» **What is asked**: Reproduce each line exactly, including spacing and punctuation.

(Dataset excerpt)
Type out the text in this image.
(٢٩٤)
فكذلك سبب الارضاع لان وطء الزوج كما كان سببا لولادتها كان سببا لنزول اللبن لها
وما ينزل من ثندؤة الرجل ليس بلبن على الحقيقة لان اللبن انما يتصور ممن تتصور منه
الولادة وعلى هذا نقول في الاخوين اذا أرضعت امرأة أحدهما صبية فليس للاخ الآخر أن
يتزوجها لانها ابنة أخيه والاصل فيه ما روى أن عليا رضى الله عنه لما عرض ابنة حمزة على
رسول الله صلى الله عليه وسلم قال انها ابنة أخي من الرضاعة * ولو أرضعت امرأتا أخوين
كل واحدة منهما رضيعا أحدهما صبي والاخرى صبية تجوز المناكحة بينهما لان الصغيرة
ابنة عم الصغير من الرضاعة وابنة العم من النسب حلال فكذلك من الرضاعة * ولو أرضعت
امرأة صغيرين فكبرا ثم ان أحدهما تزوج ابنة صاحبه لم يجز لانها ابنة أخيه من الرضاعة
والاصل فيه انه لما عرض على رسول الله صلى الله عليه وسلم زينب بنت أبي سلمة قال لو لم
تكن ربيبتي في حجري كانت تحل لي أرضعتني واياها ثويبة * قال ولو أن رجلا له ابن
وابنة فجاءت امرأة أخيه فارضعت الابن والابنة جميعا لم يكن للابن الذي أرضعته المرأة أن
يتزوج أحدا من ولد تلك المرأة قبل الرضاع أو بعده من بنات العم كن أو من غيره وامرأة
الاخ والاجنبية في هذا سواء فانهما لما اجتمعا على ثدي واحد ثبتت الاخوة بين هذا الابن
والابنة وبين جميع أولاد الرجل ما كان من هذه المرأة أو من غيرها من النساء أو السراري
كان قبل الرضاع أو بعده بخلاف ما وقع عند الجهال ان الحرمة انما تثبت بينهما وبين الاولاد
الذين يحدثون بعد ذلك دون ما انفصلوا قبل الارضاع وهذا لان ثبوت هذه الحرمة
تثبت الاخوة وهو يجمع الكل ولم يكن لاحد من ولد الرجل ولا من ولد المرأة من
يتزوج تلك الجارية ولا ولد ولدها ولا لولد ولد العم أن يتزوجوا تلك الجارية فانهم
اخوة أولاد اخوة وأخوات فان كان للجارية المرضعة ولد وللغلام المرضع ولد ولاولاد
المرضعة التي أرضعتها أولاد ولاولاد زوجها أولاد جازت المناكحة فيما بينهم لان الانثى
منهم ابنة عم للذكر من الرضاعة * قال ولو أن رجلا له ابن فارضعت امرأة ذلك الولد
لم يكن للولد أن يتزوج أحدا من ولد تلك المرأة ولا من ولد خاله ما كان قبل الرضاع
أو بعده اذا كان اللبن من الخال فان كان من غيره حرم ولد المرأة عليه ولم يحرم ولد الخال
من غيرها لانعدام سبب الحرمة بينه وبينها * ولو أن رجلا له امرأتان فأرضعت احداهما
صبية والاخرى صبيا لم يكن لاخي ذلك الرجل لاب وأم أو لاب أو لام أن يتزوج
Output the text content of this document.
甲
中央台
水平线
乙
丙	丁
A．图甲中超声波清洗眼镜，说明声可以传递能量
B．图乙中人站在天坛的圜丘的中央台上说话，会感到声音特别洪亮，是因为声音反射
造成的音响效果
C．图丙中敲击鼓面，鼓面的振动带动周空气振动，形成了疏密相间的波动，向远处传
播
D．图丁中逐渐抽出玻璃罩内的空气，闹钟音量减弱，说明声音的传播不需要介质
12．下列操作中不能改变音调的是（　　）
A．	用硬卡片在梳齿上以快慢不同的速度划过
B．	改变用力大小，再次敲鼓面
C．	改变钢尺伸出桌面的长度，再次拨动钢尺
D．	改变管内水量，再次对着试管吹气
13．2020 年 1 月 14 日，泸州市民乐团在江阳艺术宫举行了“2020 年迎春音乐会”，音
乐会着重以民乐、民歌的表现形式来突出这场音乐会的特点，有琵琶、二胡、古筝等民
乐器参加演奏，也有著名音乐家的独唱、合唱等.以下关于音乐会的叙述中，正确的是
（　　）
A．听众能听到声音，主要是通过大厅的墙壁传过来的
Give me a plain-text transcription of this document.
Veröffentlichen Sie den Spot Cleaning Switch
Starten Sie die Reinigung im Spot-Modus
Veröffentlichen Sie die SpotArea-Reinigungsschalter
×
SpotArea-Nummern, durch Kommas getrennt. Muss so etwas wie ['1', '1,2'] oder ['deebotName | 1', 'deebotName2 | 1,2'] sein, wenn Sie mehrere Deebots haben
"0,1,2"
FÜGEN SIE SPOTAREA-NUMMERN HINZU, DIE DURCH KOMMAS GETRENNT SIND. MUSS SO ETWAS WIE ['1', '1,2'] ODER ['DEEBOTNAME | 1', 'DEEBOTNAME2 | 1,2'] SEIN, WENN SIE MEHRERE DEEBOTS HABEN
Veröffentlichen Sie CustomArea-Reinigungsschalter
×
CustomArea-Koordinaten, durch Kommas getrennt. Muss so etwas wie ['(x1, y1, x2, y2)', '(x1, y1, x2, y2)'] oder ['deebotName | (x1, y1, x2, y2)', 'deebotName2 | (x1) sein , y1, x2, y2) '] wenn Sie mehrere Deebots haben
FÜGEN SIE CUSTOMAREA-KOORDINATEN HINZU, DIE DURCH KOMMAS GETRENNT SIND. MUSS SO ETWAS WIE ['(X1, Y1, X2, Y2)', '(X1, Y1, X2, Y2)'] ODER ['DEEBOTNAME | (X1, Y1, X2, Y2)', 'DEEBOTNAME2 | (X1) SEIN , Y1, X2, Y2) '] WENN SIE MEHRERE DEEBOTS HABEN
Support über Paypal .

» **Worked answer**:
Type out the text in this image.
(٢٩٤)
فكذلك سبب الارضاع لان وطء الزوج كما كان سببا لولادتها كان سببا لنزول اللبن لها
وما ينزل من ثندؤة الرجل ليس بلبن على الحقيقة لان اللبن انما يتصور ممن تتصور منه
الولادة وعلى هذا نقول في الاخوين اذا أرضعت امرأة أحدهما صبية فليس للاخ الآخر أن
يتزوجها لانها ابنة أخيه والاصل فيه ما روى أن عليا رضى الله عنه لما عرض ابنة حمزة على
رسول الله صلى الله عليه وسلم قال انها ابنة أخي من الرضاعة * ولو أرضعت امرأتا أخوين
كل واحدة منهما رضيعا أحدهما صبي والاخرى صبية تجوز المناكحة بينهما لان الصغيرة
ابنة عم الصغير من الرضاعة وابنة العم من النسب حلال فكذلك من الرضاعة * ولو أرضعت
امرأة صغيرين فكبرا ثم ان أحدهما تزوج ابنة صاحبه لم يجز لانها ابنة أخيه من الرضاعة
والاصل فيه انه لما عرض على رسول الله صلى الله عليه وسلم زينب بنت أبي سلمة قال لو لم
تكن ربيبتي في حجري كانت تحل لي أرضعتني واياها ثويبة * قال ولو أن رجلا له ابن
وابنة فجاءت امرأة أخيه فارضعت الابن والابنة جميعا لم يكن للابن الذي أرضعته المرأة أن
يتزوج أحدا من ولد تلك المرأة قبل الرضاع أو بعده من بنات العم كن أو من غيره وامرأة
الاخ والاجنبية في هذا سواء فانهما لما اجتمعا على ثدي واحد ثبتت الاخوة بين هذا الابن
والابنة وبين جميع أولاد الرجل ما كان من هذه المرأة أو من غيرها من النساء أو السراري
كان قبل الرضاع أو بعده بخلاف ما وقع عند الجهال ان الحرمة انما تثبت بينهما وبين الاولاد
الذين يحدثون بعد ذلك دون ما انفصلوا قبل الارضاع وهذا لان ثبوت هذه الحرمة
تثبت الاخوة وهو يجمع الكل ولم يكن لاحد من ولد الرجل ولا من ولد المرأة من
يتزوج تلك الجارية ولا ولد ولدها ولا لولد ولد العم أن يتزوجوا تلك الجارية فانهم
اخوة أولاد اخوة وأخوات فان كان للجارية المرضعة ولد وللغلام المرضع ولد ولاولاد
المرضعة التي أرضعتها أولاد ولاولاد زوجها أولاد جازت المناكحة فيما بينهم لان الانثى
منهم ابنة عم للذكر من الرضاعة * قال ولو أن رجلا له ابن فارضعت امرأة ذلك الولد
لم يكن للولد أن يتزوج أحدا من ولد تلك المرأة ولا من ولد خاله ما كان قبل الرضاع
أو بعده اذا كان اللبن من الخال فان كان من غيره حرم ولد المرأة عليه ولم يحرم ولد الخال
من غيرها لانعدام سبب الحرمة بينه وبينها * ولو أن رجلا له امرأتان فأرضعت احداهما
صبية والاخرى صبيا لم يكن لاخي ذلك الرجل لاب وأم أو لاب أو لام أن يتزوج
Output the text content of this document.
甲
中央台
水平线
乙
丙	丁
A．图甲中超声波清洗眼镜，说明声可以传递能量
B．图乙中人站在天坛的圜丘的中央台上说话，会感到声音特别洪亮，是因为声音反射
造成的音响效果
C．图丙中敲击鼓面，鼓面的振动带动周空气振动，形成了疏密相间的波动，向远处传
播
D．图丁中逐渐抽出玻璃罩内的空气，闹钟音量减弱，说明声音的传播不需要介质
12．下列操作中不能改变音调的是（　　）
A．	用硬卡片在梳齿上以快慢不同的速度划过
B．	改变用力大小，再次敲鼓面
C．	改变钢尺伸出桌面的长度，再次拨动钢尺
D．	改变管内水量，再次对着试管吹气
13．2020 年 1 月 14 日，泸州市民乐团在江阳艺术宫举行了“2020 年迎春音乐会”，音
乐会着重以民乐、民歌的表现形式来突出这场音乐会的特点，有琵琶、二胡、古筝等民
乐器参加演奏，也有著名音乐家的独唱、合唱等.以下关于音乐会的叙述中，正确的是
（　　）
A．听众能听到声音，主要是通过大厅的墙壁传过来的
Give me a plain-text transcription of this document.
Veröffentlichen Sie den Spot Cleaning Switch
Starten Sie die Reinigung im Spot-Modus
Veröffentlichen Sie die SpotArea-Reinigungsschalter
×
SpotArea-Nummern, durch Kommas getrennt. Muss so etwas wie ['1', '1,2'] oder ['deebotName | 1', 'deebotName2 | 1,2'] sein, wenn Sie mehrere Deebots haben
"0,1,2"
FÜGEN SIE SPOTAREA-NUMMERN HINZU, DIE DURCH KOMMAS GETRENNT SIND. MUSS SO ETWAS WIE ['1', '1,2'] ODER ['DEEBOTNAME | 1', 'DEEBOTNAME2 | 1,2'] SEIN, WENN SIE MEHRERE DEEBOTS HABEN
Veröffentlichen Sie CustomArea-Reinigungsschalter
×
CustomArea-Koordinaten, durch Kommas getrennt. Muss so etwas wie ['(x1, y1, x2, y2)', '(x1, y1, x2, y2)'] oder ['deebotName | (x1, y1, x2, y2)', 'deebotName2 | (x1) sein , y1, x2, y2) '] wenn Sie mehrere Deebots haben
FÜGEN SIE CUSTOMAREA-KOORDINATEN HINZU, DIE DURCH KOMMAS GETRENNT SIND. MUSS SO ETWAS WIE ['(X1, Y1, X2, Y2)', '(X1, Y1, X2, Y2)'] ODER ['DEEBOTNAME | (X1, Y1, X2, Y2)', 'DEEBOTNAME2 | (X1) SEIN , Y1, X2, Y2) '] WENN SIE MEHRERE DEEBOTS HABEN
Support über Paypal .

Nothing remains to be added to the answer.